▶ Data rows:
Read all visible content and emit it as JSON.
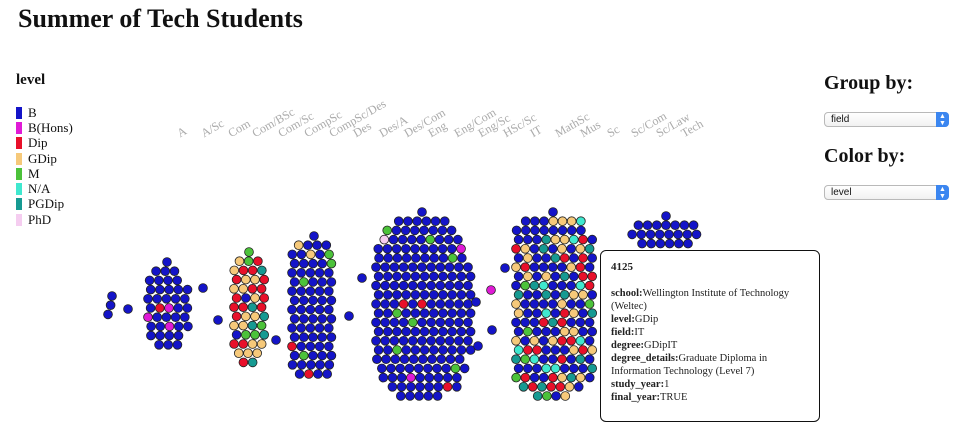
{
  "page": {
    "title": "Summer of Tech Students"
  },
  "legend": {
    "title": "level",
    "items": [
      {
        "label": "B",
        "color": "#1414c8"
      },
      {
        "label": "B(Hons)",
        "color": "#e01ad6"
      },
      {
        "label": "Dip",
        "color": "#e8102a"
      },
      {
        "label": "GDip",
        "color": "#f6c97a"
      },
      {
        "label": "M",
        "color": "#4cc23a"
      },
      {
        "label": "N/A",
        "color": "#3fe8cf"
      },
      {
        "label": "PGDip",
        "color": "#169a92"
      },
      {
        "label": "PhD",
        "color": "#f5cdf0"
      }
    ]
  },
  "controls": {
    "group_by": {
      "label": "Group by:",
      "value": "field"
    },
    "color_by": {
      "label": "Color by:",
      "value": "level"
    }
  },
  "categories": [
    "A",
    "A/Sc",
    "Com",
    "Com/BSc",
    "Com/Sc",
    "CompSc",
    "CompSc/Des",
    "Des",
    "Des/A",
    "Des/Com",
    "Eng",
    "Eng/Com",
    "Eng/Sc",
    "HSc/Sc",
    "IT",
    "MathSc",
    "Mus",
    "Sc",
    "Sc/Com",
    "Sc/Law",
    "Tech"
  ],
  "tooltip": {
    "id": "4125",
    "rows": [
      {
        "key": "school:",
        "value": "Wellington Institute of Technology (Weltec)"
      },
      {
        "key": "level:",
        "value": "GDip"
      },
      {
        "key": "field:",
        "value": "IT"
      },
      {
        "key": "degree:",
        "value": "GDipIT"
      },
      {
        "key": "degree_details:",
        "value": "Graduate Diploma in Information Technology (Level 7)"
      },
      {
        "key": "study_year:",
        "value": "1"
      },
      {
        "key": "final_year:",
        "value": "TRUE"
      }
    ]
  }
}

▶ The problem: Reproduce the records verbatim, omitting all images they contain.

▶ Task answer:
Read all visible content and emit it as JSON.
{
  "page": {
    "title": "Summer of Tech Students"
  },
  "legend": {
    "title": "level",
    "items": [
      {
        "label": "B",
        "color": "#1414c8"
      },
      {
        "label": "B(Hons)",
        "color": "#e01ad6"
      },
      {
        "label": "Dip",
        "color": "#e8102a"
      },
      {
        "label": "GDip",
        "color": "#f6c97a"
      },
      {
        "label": "M",
        "color": "#4cc23a"
      },
      {
        "label": "N/A",
        "color": "#3fe8cf"
      },
      {
        "label": "PGDip",
        "color": "#169a92"
      },
      {
        "label": "PhD",
        "color": "#f5cdf0"
      }
    ]
  },
  "controls": {
    "group_by": {
      "label": "Group by:",
      "value": "field"
    },
    "color_by": {
      "label": "Color by:",
      "value": "level"
    }
  },
  "categories": [
    "A",
    "A/Sc",
    "Com",
    "Com/BSc",
    "Com/Sc",
    "CompSc",
    "CompSc/Des",
    "Des",
    "Des/A",
    "Des/Com",
    "Eng",
    "Eng/Com",
    "Eng/Sc",
    "HSc/Sc",
    "IT",
    "MathSc",
    "Mus",
    "Sc",
    "Sc/Com",
    "Sc/Law",
    "Tech"
  ],
  "tooltip": {
    "id": "4125",
    "rows": [
      {
        "key": "school:",
        "value": "Wellington Institute of Technology (Weltec)"
      },
      {
        "key": "level:",
        "value": "GDip"
      },
      {
        "key": "field:",
        "value": "IT"
      },
      {
        "key": "degree:",
        "value": "GDipIT"
      },
      {
        "key": "degree_details:",
        "value": "Graduate Diploma in Information Technology (Level 7)"
      },
      {
        "key": "study_year:",
        "value": "1"
      },
      {
        "key": "final_year:",
        "value": "TRUE"
      }
    ]
  }
}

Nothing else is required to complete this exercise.